**Exercise requirements:**
Find the lines with "antenna" in them and copy them out.

**Exercise input:**
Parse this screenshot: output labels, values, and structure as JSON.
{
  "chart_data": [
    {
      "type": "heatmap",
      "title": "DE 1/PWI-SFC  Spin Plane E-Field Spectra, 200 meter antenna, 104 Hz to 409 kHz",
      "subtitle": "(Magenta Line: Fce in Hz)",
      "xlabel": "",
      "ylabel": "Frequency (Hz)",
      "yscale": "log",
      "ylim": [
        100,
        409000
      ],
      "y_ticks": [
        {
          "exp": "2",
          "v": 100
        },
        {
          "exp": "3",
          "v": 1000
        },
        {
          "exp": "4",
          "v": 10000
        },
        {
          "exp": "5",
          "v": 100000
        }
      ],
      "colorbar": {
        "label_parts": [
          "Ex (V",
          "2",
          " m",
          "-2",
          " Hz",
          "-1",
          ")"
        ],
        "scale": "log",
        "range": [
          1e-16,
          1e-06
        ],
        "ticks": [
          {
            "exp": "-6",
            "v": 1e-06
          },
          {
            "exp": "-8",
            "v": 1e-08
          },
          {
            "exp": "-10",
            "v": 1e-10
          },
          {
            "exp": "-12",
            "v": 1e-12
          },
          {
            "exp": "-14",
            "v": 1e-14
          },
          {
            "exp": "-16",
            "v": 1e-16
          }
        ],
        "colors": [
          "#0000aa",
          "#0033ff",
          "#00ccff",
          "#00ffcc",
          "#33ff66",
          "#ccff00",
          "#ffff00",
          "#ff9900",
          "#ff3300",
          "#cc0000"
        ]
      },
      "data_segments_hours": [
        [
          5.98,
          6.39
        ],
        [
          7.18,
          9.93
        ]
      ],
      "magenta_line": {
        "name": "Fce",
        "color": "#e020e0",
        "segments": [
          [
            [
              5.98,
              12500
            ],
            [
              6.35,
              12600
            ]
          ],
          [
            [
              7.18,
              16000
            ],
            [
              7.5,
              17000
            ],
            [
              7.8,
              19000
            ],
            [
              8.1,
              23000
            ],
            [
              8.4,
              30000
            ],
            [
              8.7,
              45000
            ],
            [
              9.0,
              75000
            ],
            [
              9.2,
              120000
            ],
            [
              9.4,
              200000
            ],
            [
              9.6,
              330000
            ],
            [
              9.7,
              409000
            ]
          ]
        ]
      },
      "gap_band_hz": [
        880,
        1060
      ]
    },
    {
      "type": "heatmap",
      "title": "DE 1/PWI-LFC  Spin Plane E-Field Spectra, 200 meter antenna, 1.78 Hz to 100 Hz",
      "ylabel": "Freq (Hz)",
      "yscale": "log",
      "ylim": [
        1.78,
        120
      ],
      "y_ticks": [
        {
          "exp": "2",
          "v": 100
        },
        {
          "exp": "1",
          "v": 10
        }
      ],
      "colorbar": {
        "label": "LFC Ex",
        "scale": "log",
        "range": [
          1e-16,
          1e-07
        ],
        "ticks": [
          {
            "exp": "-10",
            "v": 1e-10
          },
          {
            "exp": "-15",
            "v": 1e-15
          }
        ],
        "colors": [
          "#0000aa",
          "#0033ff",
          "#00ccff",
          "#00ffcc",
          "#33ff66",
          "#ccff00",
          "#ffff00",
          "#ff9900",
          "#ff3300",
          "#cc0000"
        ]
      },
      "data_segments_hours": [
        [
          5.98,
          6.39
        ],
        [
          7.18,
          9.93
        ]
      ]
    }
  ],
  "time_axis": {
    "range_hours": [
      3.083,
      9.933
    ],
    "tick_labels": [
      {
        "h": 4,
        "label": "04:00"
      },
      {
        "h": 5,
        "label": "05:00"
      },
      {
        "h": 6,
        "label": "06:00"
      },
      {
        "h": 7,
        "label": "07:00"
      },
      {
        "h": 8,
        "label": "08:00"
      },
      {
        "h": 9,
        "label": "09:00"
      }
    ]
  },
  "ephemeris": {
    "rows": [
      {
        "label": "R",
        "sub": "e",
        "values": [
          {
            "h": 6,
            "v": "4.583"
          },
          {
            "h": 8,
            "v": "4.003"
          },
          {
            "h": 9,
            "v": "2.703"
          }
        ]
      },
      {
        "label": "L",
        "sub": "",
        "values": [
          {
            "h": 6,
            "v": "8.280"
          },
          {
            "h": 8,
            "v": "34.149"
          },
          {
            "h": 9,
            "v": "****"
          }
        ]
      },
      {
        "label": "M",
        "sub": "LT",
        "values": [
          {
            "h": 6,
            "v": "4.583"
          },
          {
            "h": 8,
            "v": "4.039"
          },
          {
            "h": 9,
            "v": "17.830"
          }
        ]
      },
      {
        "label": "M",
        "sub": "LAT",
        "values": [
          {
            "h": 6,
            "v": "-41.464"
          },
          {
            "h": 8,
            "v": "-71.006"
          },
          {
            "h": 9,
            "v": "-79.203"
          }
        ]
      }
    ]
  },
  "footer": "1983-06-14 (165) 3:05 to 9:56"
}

---

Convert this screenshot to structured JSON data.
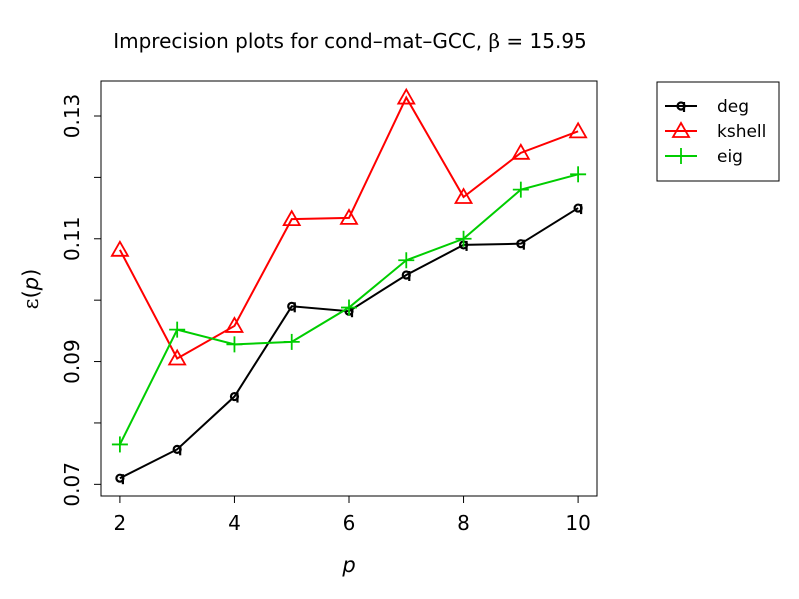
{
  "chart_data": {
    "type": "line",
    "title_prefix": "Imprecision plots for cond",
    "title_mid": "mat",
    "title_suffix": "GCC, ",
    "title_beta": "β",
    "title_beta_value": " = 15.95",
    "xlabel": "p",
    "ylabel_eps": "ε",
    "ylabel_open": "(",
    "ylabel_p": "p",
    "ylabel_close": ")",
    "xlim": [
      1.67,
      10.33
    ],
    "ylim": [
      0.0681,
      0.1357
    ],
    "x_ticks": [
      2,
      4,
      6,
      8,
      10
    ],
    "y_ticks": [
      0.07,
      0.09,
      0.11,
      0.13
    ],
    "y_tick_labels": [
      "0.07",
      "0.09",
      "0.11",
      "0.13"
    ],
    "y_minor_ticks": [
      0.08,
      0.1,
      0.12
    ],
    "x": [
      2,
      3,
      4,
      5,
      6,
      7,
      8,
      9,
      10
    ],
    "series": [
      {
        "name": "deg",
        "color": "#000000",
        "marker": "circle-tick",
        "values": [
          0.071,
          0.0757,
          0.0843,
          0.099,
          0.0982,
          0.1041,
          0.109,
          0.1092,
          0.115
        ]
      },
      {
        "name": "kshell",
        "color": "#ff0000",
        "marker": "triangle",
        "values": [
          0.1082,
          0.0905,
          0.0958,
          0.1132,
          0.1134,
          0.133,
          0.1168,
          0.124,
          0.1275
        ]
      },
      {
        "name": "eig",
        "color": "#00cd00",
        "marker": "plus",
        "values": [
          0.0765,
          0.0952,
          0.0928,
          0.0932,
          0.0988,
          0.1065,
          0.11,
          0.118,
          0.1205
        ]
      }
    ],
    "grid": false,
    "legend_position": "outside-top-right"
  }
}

**Solution for this exercise:**
      "title": "DE 1/PWI-SFC  Spin Plane E-Field Spectra, 200 meter antenna, 104 Hz to 409 kHz",
      "title": "DE 1/PWI-LFC  Spin Plane E-Field Spectra, 200 meter antenna, 1.78 Hz to 100 Hz",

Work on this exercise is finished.